Dataset records:
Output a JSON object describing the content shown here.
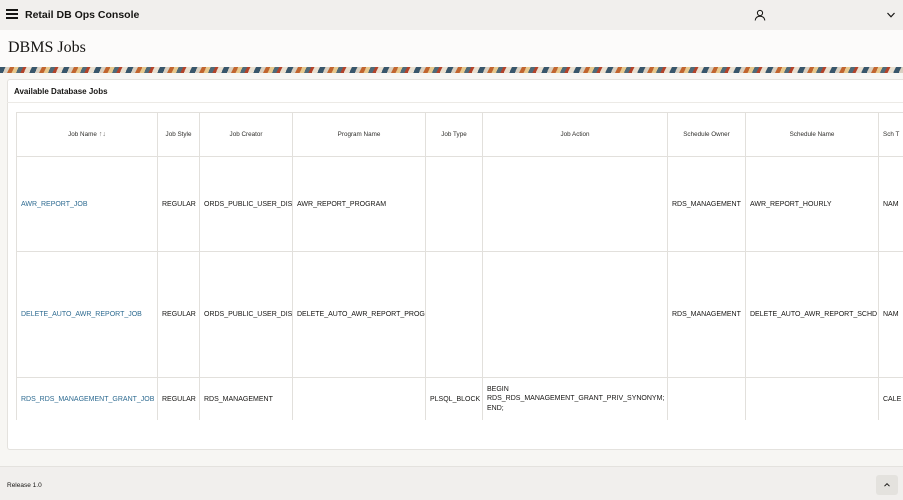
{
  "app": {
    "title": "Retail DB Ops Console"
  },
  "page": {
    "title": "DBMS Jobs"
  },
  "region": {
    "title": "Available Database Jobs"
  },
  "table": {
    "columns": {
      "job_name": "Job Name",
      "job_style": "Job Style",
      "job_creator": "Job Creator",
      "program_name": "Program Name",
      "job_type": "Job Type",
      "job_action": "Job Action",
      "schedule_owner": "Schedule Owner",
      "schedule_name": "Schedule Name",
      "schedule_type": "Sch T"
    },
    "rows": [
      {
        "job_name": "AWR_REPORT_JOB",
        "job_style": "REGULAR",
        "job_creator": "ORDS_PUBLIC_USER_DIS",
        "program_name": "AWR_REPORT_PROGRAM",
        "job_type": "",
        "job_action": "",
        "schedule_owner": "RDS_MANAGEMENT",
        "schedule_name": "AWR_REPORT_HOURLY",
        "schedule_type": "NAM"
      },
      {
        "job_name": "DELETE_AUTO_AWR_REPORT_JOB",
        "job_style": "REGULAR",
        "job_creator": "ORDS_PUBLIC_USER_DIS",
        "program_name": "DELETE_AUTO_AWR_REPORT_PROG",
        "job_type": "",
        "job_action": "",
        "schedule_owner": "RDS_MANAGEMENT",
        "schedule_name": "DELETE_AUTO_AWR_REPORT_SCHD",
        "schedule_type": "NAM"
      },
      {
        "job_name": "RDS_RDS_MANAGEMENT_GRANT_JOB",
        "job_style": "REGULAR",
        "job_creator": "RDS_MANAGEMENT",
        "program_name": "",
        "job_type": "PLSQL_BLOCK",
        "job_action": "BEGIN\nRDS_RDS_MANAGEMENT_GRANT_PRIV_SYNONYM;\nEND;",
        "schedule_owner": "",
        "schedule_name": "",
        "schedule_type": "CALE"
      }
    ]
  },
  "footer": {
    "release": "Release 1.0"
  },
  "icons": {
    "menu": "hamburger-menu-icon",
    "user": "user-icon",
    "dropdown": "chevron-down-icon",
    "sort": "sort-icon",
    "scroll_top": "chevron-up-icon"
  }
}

* * *

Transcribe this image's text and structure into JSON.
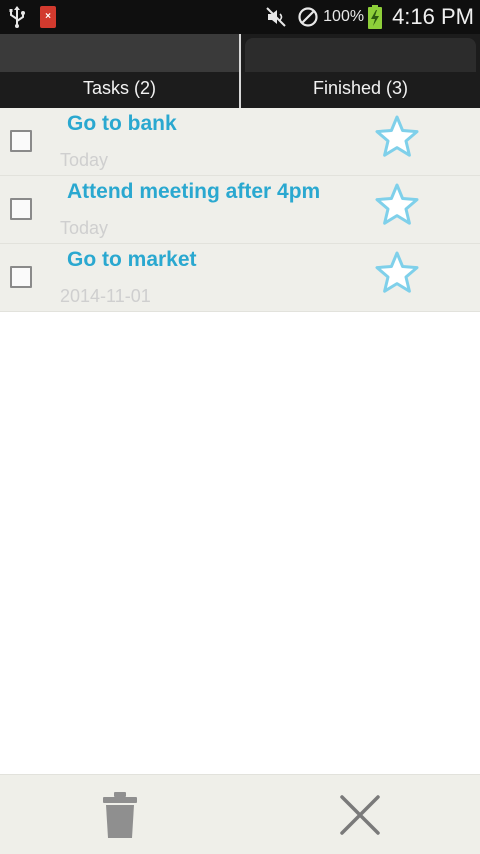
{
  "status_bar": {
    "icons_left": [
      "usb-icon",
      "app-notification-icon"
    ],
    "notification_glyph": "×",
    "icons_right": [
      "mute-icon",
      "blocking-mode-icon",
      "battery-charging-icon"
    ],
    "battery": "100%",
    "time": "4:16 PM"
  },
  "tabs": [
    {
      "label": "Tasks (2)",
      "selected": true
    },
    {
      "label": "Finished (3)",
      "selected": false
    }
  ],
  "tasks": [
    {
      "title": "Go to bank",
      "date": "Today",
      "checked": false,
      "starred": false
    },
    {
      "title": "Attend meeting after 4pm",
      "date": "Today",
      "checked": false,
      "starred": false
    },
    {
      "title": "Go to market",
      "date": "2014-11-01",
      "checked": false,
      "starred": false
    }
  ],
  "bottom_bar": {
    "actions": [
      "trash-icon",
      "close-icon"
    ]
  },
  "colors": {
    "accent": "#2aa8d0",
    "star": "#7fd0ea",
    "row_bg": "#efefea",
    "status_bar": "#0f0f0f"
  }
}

# Direction
Copy, from the material, each line that holds the string "JSON".

# Answer to the exercise
Output a JSON object describing the content shown here.
Transcribe this image's text and structure into JSON.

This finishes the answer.